5 rows × 127 columns

统计特征的具体使用

temp = df.copy()
temp.rename(columns={'id':'ship','dir':'d'},inplace=True)

def coefficient_of_variation(x):
    x = x.values
    if np.mean(x) == 0:
        return 0
    return np.std(x) / np.mean(x)

def max_2(x):
    x = list(x.values)
    x.sort(reverse=True)
    return x[1]

def max_3(x):
    x = list(x.values)
    x.sort(reverse=True)
    return x[2]

def diff_abs_mean(x):  # 统计特征 deta绝对值均值
    return np.mean(np.abs(np.diff(x)))

f1 = pd.DataFrame()
for col in ['x', 'y', 'v', 'd']:
    features = temp.groupby('ship', as_index=False)[col].agg({
        '{}_min'.format(col): 'min',
        '{}_max'.format(col): 'max',
        '{}_mean'.format(col): 'mean',
        '{}_median'.format(col): 'median',
        '{}_std'.format(col): 'std',
        '{}_skew'.format(col): 'skew',
        '{}_sum'.format(col): 'sum',
        '{}_diff_abs_mean'.format(col): diff_abs_mean,
        '{}_mode'.format(col): lambda x: x.value_counts().index[0],
        '{}_coefficient_of_variation'.format(col): coefficient_of_variation,
        '{}_max2'.format(col): max_2,
        '{}_max3'.format(col): max_3
    })

所示数据 —
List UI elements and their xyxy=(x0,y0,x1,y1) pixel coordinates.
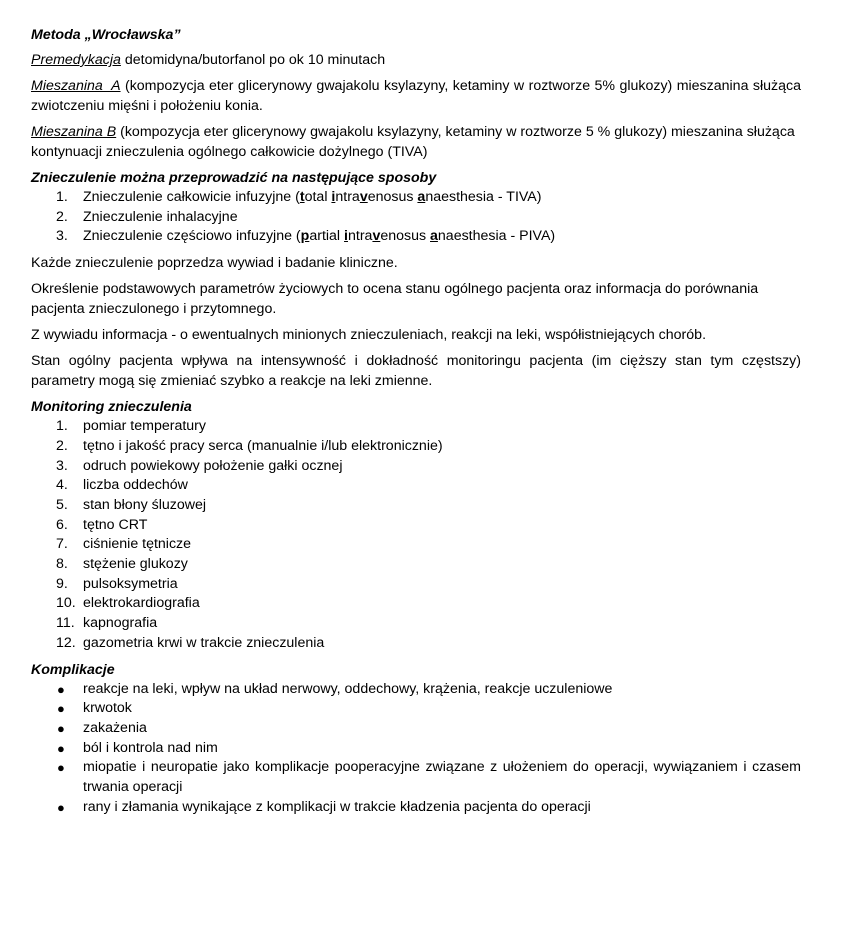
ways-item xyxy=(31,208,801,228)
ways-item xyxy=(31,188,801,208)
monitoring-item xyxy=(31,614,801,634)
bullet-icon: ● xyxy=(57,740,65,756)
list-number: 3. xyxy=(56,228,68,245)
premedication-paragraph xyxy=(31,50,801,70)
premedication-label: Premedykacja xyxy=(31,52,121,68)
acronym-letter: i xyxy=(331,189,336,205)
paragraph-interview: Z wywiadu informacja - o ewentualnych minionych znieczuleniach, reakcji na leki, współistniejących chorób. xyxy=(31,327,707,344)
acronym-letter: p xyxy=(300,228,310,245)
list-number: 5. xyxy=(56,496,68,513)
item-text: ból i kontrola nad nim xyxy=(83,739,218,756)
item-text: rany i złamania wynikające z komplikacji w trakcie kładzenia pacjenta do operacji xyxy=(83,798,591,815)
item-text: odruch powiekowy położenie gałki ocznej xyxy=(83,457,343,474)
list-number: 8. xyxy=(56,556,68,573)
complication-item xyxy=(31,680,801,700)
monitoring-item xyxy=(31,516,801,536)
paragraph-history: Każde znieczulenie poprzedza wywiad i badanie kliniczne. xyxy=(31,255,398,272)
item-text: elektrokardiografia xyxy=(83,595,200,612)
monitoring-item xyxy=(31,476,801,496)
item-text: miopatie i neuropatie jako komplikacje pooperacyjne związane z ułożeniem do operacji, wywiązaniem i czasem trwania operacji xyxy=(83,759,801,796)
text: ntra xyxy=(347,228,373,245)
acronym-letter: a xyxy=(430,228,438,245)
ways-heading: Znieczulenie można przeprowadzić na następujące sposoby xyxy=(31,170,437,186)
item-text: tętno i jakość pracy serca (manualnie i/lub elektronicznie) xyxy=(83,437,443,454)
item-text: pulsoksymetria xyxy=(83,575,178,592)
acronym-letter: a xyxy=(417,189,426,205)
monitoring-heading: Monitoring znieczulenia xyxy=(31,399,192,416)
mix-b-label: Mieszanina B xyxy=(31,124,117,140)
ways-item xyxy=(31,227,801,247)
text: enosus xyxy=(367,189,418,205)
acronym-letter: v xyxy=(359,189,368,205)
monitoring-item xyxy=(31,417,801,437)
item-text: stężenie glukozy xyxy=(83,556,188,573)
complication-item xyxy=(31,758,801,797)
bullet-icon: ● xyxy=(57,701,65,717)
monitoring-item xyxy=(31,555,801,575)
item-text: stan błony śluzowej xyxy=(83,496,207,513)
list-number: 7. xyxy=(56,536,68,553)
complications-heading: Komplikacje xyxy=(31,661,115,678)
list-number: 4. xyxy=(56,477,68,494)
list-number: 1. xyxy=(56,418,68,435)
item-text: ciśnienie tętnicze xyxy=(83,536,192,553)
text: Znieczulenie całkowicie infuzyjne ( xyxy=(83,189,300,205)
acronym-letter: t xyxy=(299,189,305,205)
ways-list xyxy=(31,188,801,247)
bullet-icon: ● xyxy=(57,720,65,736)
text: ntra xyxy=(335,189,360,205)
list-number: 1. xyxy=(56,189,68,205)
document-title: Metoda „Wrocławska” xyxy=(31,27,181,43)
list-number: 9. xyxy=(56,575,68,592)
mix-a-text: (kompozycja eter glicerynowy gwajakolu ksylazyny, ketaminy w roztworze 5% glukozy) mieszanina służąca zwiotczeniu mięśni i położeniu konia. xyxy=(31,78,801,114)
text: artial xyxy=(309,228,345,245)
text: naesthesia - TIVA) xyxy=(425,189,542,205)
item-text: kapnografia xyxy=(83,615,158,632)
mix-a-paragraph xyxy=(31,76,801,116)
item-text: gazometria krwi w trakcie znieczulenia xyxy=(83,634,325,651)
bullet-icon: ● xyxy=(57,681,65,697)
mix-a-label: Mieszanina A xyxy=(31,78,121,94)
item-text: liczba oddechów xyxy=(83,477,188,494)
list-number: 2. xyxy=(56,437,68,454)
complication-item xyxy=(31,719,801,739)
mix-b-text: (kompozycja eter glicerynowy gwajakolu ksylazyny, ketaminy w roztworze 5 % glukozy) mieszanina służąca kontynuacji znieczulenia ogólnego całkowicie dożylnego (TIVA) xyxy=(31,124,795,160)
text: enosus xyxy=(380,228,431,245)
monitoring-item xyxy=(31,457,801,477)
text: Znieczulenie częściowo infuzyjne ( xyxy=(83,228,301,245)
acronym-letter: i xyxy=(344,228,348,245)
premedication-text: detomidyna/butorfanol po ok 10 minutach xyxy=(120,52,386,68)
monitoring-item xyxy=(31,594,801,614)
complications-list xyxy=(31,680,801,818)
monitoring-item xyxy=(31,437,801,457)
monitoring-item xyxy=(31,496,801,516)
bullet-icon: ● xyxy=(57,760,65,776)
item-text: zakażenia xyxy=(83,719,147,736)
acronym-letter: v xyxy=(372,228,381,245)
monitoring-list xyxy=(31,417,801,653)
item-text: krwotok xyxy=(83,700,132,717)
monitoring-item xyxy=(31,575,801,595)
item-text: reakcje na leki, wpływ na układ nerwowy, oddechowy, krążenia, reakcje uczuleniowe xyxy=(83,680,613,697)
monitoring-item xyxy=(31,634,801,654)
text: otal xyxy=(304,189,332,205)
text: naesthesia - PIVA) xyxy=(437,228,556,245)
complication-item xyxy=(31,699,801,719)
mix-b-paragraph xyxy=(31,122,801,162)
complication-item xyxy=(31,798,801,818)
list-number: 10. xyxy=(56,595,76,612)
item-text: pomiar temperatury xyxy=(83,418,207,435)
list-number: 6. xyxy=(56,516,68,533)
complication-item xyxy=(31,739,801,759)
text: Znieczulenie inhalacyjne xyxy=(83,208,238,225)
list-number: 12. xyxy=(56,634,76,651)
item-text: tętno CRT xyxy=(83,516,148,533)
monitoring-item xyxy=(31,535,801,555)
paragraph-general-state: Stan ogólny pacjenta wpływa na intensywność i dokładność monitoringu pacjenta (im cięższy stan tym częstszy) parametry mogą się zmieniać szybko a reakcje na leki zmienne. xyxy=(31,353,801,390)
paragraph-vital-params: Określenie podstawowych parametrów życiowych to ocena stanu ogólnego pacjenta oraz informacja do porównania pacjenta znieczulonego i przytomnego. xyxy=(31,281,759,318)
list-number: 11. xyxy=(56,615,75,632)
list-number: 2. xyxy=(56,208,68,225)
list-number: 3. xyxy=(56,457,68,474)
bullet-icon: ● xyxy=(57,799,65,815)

练习目标 — 请重新写出阅读文本中从"return x[1]"开始、一直到"return np.mean(np.abs(np.diff(x)))"为止的部分，并把其中的"diff_abs_mean"换成"mean_abs_diff"。 上面这些行是单独的材料，与阅读文本互不相干。

完整答案 —
return x[1]

def max_3(x):
    x = list(x.values)
    x.sort(reverse=True)
    return x[2]

def mean_abs_diff(x):  # 统计特征 deta绝对值均值
    return np.mean(np.abs(np.diff(x)))